Read the data and repeat it in full, exactly.

===== DATASET CONTENT =====

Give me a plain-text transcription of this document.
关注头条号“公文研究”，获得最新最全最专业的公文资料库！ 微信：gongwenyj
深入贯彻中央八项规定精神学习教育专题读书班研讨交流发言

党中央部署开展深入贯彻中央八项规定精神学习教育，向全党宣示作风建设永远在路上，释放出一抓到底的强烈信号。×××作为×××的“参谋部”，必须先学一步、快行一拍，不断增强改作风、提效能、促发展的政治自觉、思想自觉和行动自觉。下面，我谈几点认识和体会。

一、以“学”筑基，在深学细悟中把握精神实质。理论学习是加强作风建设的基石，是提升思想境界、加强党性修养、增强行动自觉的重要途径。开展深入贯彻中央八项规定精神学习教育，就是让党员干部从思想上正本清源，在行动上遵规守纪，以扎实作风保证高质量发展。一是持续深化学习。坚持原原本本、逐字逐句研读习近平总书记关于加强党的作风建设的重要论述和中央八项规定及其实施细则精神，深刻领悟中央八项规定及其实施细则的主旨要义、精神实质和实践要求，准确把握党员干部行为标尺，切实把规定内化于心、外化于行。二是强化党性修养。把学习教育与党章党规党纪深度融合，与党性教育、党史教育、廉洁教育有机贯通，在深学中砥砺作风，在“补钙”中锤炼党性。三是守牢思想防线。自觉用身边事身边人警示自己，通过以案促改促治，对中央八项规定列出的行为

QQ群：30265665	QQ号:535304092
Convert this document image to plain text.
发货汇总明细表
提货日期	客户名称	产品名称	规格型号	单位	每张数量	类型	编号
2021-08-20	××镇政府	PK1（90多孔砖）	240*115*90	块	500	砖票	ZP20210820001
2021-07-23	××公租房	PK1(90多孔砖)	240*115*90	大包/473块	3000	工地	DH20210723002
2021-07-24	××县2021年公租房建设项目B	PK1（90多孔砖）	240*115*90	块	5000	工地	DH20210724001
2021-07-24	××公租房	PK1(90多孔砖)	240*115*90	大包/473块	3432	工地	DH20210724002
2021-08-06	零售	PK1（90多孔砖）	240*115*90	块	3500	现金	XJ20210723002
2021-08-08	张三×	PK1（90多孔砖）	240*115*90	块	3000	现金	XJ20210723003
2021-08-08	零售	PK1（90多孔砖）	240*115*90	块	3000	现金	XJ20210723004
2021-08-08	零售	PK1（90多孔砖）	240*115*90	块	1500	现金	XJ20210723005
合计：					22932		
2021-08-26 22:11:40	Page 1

=====

-- WRITTEN ANSWER --
Give me a plain-text transcription of this document.
关注头条号“公文研究”，获得最新最全最专业的公文资料库！ 微信：gongwenyj
深入贯彻中央八项规定精神学习教育专题读书班研讨交流发言

党中央部署开展深入贯彻中央八项规定精神学习教育，向全党宣示作风建设永远在路上，释放出一抓到底的强烈信号。×××作为×××的“参谋部”，必须先学一步、快行一拍，不断增强改作风、提效能、促发展的政治自觉、思想自觉和行动自觉。下面，我谈几点认识和体会。

一、以“学”筑基，在深学细悟中把握精神实质。理论学习是加强作风建设的基石，是提升思想境界、加强党性修养、增强行动自觉的重要途径。开展深入贯彻中央八项规定精神学习教育，就是让党员干部从思想上正本清源，在行动上遵规守纪，以扎实作风保证高质量发展。一是持续深化学习。坚持原原本本、逐字逐句研读习近平总书记关于加强党的作风建设的重要论述和中央八项规定及其实施细则精神，深刻领悟中央八项规定及其实施细则的主旨要义、精神实质和实践要求，准确把握党员干部行为标尺，切实把规定内化于心、外化于行。二是强化党性修养。把学习教育与党章党规党纪深度融合，与党性教育、党史教育、廉洁教育有机贯通，在深学中砥砺作风，在“补钙”中锤炼党性。三是守牢思想防线。自觉用身边事身边人警示自己，通过以案促改促治，对中央八项规定列出的行为

QQ群：30265665	QQ号:535304092
Convert this document image to plain text.
发货汇总明细表
提货日期	客户名称	产品名称	规格型号	单位	每张数量	类型	编号
2021-08-20	××镇政府	PK1（90多孔砖）	240*115*90	块	500	砖票	ZP20210820001
2021-07-23	××公租房	PK1(90多孔砖)	240*115*90	大包/473块	3000	工地	DH20210723002
2021-07-24	××县2021年公租房建设项目B	PK1（90多孔砖）	240*115*90	块	5000	工地	DH20210724001
2021-07-24	××公租房	PK1(90多孔砖)	240*115*90	大包/473块	3432	工地	DH20210724002
2021-08-06	零售	PK1（90多孔砖）	240*115*90	块	3500	现金	XJ20210723002
2021-08-08	张三×	PK1（90多孔砖）	240*115*90	块	3000	现金	XJ20210723003
2021-08-08	零售	PK1（90多孔砖）	240*115*90	块	3000	现金	XJ20210723004
2021-08-08	零售	PK1（90多孔砖）	240*115*90	块	1500	现金	XJ20210723005
合计：					22932		
2021-08-26 22:11:40	Page 1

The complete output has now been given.